> Task instructions: Emit the data below verbatim, stripping out any pictures.

> Entries:
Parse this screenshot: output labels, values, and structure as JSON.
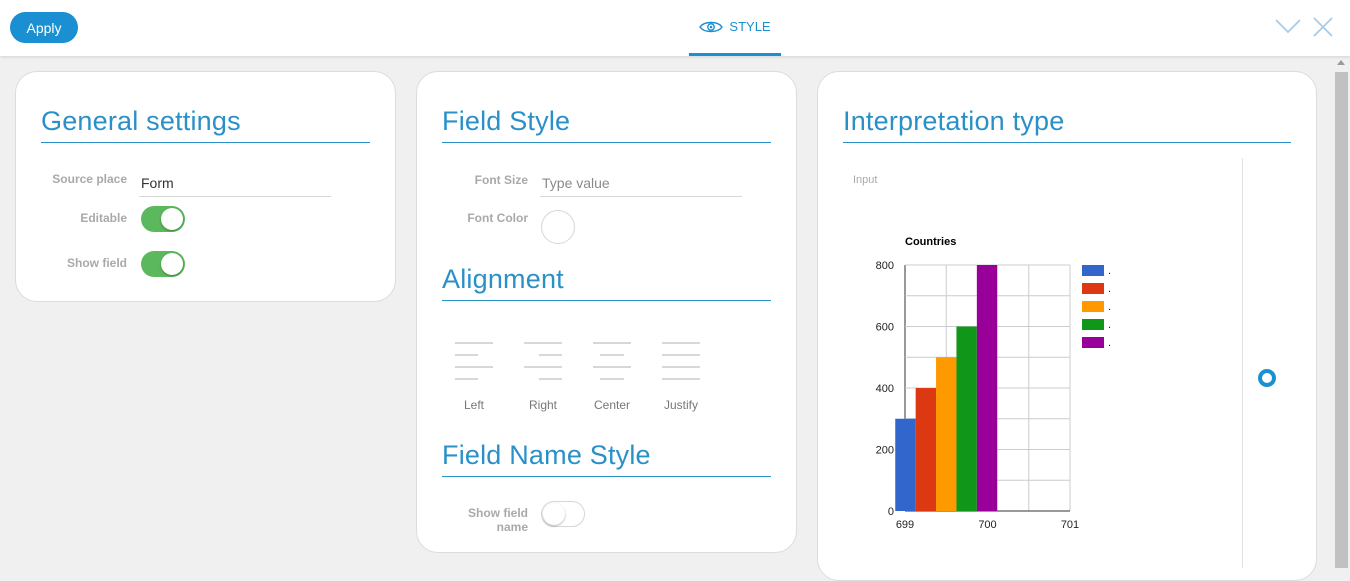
{
  "toolbar": {
    "apply_label": "Apply",
    "tab_label": "STYLE"
  },
  "general": {
    "title": "General settings",
    "source_place_label": "Source place",
    "source_place_value": "Form",
    "editable_label": "Editable",
    "editable": true,
    "show_field_label": "Show field",
    "show_field": true
  },
  "field_style": {
    "title": "Field Style",
    "font_size_label": "Font Size",
    "font_size_placeholder": "Type value",
    "font_color_label": "Font Color"
  },
  "alignment": {
    "title": "Alignment",
    "options": [
      "Left",
      "Right",
      "Center",
      "Justify"
    ]
  },
  "field_name_style": {
    "title": "Field Name Style",
    "show_field_name_label": "Show field name",
    "show_field_name": false
  },
  "interpretation": {
    "title": "Interpretation type",
    "input_label": "Input"
  },
  "chart_data": {
    "type": "bar",
    "title": "Countries",
    "x_ticks": [
      "699",
      "700",
      "701"
    ],
    "y_ticks": [
      "0",
      "200",
      "400",
      "600",
      "800"
    ],
    "ylim": [
      0,
      800
    ],
    "xlim": [
      699,
      701
    ],
    "legend_position": "right",
    "series": [
      {
        "name": ".",
        "x": 699.5,
        "value": 300,
        "color": "#3366cc"
      },
      {
        "name": ".",
        "x": 699.5,
        "value": 400,
        "color": "#dc3912"
      },
      {
        "name": ".",
        "x": 699.5,
        "value": 500,
        "color": "#ff9900"
      },
      {
        "name": ".",
        "x": 699.5,
        "value": 600,
        "color": "#109618"
      },
      {
        "name": ".",
        "x": 699.5,
        "value": 800,
        "color": "#990099"
      }
    ]
  }
}
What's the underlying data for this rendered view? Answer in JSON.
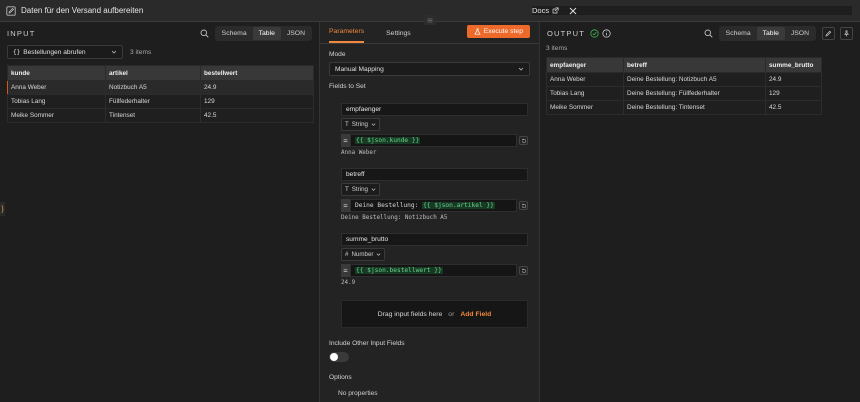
{
  "window": {
    "title": "Daten für den Versand aufbereiten",
    "docs_label": "Docs"
  },
  "input": {
    "title": "INPUT",
    "views": [
      "Schema",
      "Table",
      "JSON"
    ],
    "active_view": "Table",
    "node_select": "Bestellungen abrufen",
    "count": "3 items",
    "columns": [
      "kunde",
      "artikel",
      "bestellwert"
    ],
    "rows": [
      [
        "Anna Weber",
        "Notizbuch A5",
        "24.9"
      ],
      [
        "Tobias Lang",
        "Füllfederhalter",
        "129"
      ],
      [
        "Meike Sommer",
        "Tintenset",
        "42.5"
      ]
    ]
  },
  "params": {
    "tabs": [
      "Parameters",
      "Settings"
    ],
    "active_tab": "Parameters",
    "execute_label": "Execute step",
    "mode_label": "Mode",
    "mode_value": "Manual Mapping",
    "fields_label": "Fields to Set",
    "fields": [
      {
        "name": "empfaenger",
        "type": "String",
        "type_icon": "T",
        "prefix": "",
        "expr": "{{ $json.kunde }}",
        "preview": "Anna Weber"
      },
      {
        "name": "betreff",
        "type": "String",
        "type_icon": "T",
        "prefix": "Deine Bestellung: ",
        "expr": "{{ $json.artikel }}",
        "preview": "Deine Bestellung: Notizbuch A5"
      },
      {
        "name": "summe_brutto",
        "type": "Number",
        "type_icon": "#",
        "prefix": "",
        "expr": "{{ $json.bestellwert }}",
        "preview": "24.9"
      }
    ],
    "drop_text": "Drag input fields here",
    "drop_or": "or",
    "add_field": "Add Field",
    "include_label": "Include Other Input Fields",
    "options_label": "Options",
    "no_properties": "No properties"
  },
  "output": {
    "title": "OUTPUT",
    "views": [
      "Schema",
      "Table",
      "JSON"
    ],
    "active_view": "Table",
    "count": "3 items",
    "columns": [
      "empfaenger",
      "betreff",
      "summe_brutto"
    ],
    "rows": [
      [
        "Anna Weber",
        "Deine Bestellung: Notizbuch A5",
        "24.9"
      ],
      [
        "Tobias Lang",
        "Deine Bestellung: Füllfederhalter",
        "129"
      ],
      [
        "Meike Sommer",
        "Deine Bestellung: Tintenset",
        "42.5"
      ]
    ]
  },
  "colors": {
    "accent": "#ee6a2a",
    "success": "#3fb950",
    "token": "#63d287"
  }
}
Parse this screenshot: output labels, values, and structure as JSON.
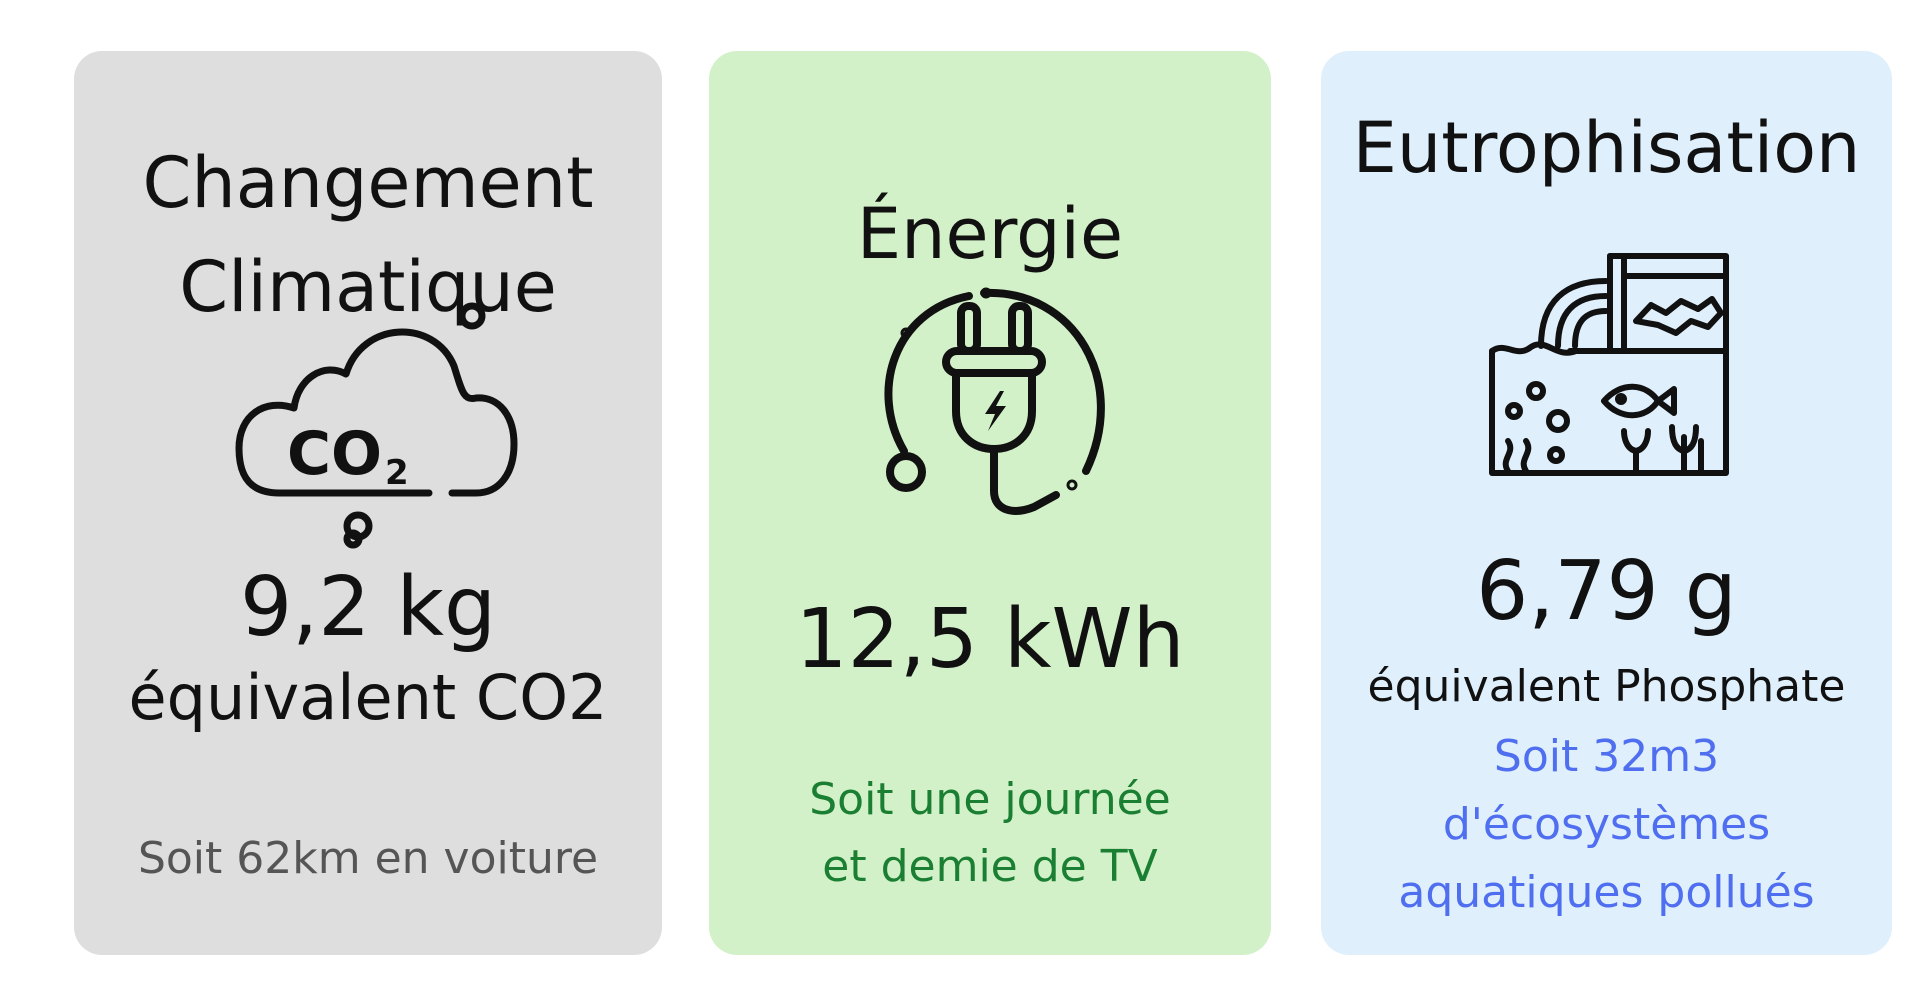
{
  "cards": [
    {
      "id": "climate",
      "title_line1": "Changement",
      "title_line2": "Climatique",
      "value": "9,2 kg",
      "unit": "équivalent CO2",
      "note": "Soit 62km en voiture",
      "icon": "co2-cloud-icon",
      "icon_text": "CO",
      "icon_subscript": "2",
      "background": "#dedede",
      "note_color": "#555555"
    },
    {
      "id": "energy",
      "title": "Énergie",
      "value": "12,5 kWh",
      "note_line1": "Soit une journée",
      "note_line2": "et demie de TV",
      "icon": "power-plug-icon",
      "background": "#d3f1c8",
      "note_color": "#1a7f32"
    },
    {
      "id": "eutro",
      "title": "Eutrophisation",
      "value": "6,79 g",
      "unit": "équivalent Phosphate",
      "note_line1": "Soit 32m3",
      "note_line2": "d'écosystèmes",
      "note_line3": "aquatiques pollués",
      "icon": "polluted-water-icon",
      "background": "#dff0fc",
      "note_color": "#4f6ef0"
    }
  ]
}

> Solution to this problem:
Parse this screenshot: output labels, values, and structure as JSON.
{
  "toolbar": {
    "apply_label": "Apply",
    "tab_label": "STYLE"
  },
  "general": {
    "title": "General settings",
    "source_place_label": "Source place",
    "source_place_value": "Form",
    "editable_label": "Editable",
    "editable": true,
    "show_field_label": "Show field",
    "show_field": true
  },
  "field_style": {
    "title": "Field Style",
    "font_size_label": "Font Size",
    "font_size_placeholder": "Type value",
    "font_color_label": "Font Color"
  },
  "alignment": {
    "title": "Alignment",
    "options": [
      "Left",
      "Right",
      "Center",
      "Justify"
    ]
  },
  "field_name_style": {
    "title": "Field Name Style",
    "show_field_name_label": "Show field name",
    "show_field_name": false
  },
  "interpretation": {
    "title": "Interpretation type",
    "input_label": "Input"
  },
  "chart_data": {
    "type": "bar",
    "title": "Countries",
    "x_ticks": [
      "699",
      "700",
      "701"
    ],
    "y_ticks": [
      "0",
      "200",
      "400",
      "600",
      "800"
    ],
    "ylim": [
      0,
      800
    ],
    "xlim": [
      699,
      701
    ],
    "legend_position": "right",
    "series": [
      {
        "name": ".",
        "x": 699.5,
        "value": 300,
        "color": "#3366cc"
      },
      {
        "name": ".",
        "x": 699.5,
        "value": 400,
        "color": "#dc3912"
      },
      {
        "name": ".",
        "x": 699.5,
        "value": 500,
        "color": "#ff9900"
      },
      {
        "name": ".",
        "x": 699.5,
        "value": 600,
        "color": "#109618"
      },
      {
        "name": ".",
        "x": 699.5,
        "value": 800,
        "color": "#990099"
      }
    ]
  }
}
What's the underlying data for this rendered view? Answer in JSON.
{
  "window": {
    "title": "Daten für den Versand aufbereiten",
    "docs_label": "Docs"
  },
  "input": {
    "title": "INPUT",
    "views": [
      "Schema",
      "Table",
      "JSON"
    ],
    "active_view": "Table",
    "node_select": "Bestellungen abrufen",
    "count": "3 items",
    "columns": [
      "kunde",
      "artikel",
      "bestellwert"
    ],
    "rows": [
      [
        "Anna Weber",
        "Notizbuch A5",
        "24.9"
      ],
      [
        "Tobias Lang",
        "Füllfederhalter",
        "129"
      ],
      [
        "Meike Sommer",
        "Tintenset",
        "42.5"
      ]
    ]
  },
  "params": {
    "tabs": [
      "Parameters",
      "Settings"
    ],
    "active_tab": "Parameters",
    "execute_label": "Execute step",
    "mode_label": "Mode",
    "mode_value": "Manual Mapping",
    "fields_label": "Fields to Set",
    "fields": [
      {
        "name": "empfaenger",
        "type": "String",
        "type_icon": "T",
        "prefix": "",
        "expr": "{{ $json.kunde }}",
        "preview": "Anna Weber"
      },
      {
        "name": "betreff",
        "type": "String",
        "type_icon": "T",
        "prefix": "Deine Bestellung: ",
        "expr": "{{ $json.artikel }}",
        "preview": "Deine Bestellung: Notizbuch A5"
      },
      {
        "name": "summe_brutto",
        "type": "Number",
        "type_icon": "#",
        "prefix": "",
        "expr": "{{ $json.bestellwert }}",
        "preview": "24.9"
      }
    ],
    "drop_text": "Drag input fields here",
    "drop_or": "or",
    "add_field": "Add Field",
    "include_label": "Include Other Input Fields",
    "options_label": "Options",
    "no_properties": "No properties"
  },
  "output": {
    "title": "OUTPUT",
    "views": [
      "Schema",
      "Table",
      "JSON"
    ],
    "active_view": "Table",
    "count": "3 items",
    "columns": [
      "empfaenger",
      "betreff",
      "summe_brutto"
    ],
    "rows": [
      [
        "Anna Weber",
        "Deine Bestellung: Notizbuch A5",
        "24.9"
      ],
      [
        "Tobias Lang",
        "Deine Bestellung: Füllfederhalter",
        "129"
      ],
      [
        "Meike Sommer",
        "Deine Bestellung: Tintenset",
        "42.5"
      ]
    ]
  },
  "colors": {
    "accent": "#ee6a2a",
    "success": "#3fb950",
    "token": "#63d287"
  }
}
Parse this screenshot: output labels, values, and structure as JSON.
{
  "cards": [
    {
      "id": "climate",
      "title_line1": "Changement",
      "title_line2": "Climatique",
      "value": "9,2 kg",
      "unit": "équivalent CO2",
      "note": "Soit 62km en voiture",
      "icon": "co2-cloud-icon",
      "icon_text": "CO",
      "icon_subscript": "2",
      "background": "#dedede",
      "note_color": "#555555"
    },
    {
      "id": "energy",
      "title": "Énergie",
      "value": "12,5 kWh",
      "note_line1": "Soit une journée",
      "note_line2": "et demie de TV",
      "icon": "power-plug-icon",
      "background": "#d3f1c8",
      "note_color": "#1a7f32"
    },
    {
      "id": "eutro",
      "title": "Eutrophisation",
      "value": "6,79 g",
      "unit": "équivalent Phosphate",
      "note_line1": "Soit 32m3",
      "note_line2": "d'écosystèmes",
      "note_line3": "aquatiques pollués",
      "icon": "polluted-water-icon",
      "background": "#dff0fc",
      "note_color": "#4f6ef0"
    }
  ]
}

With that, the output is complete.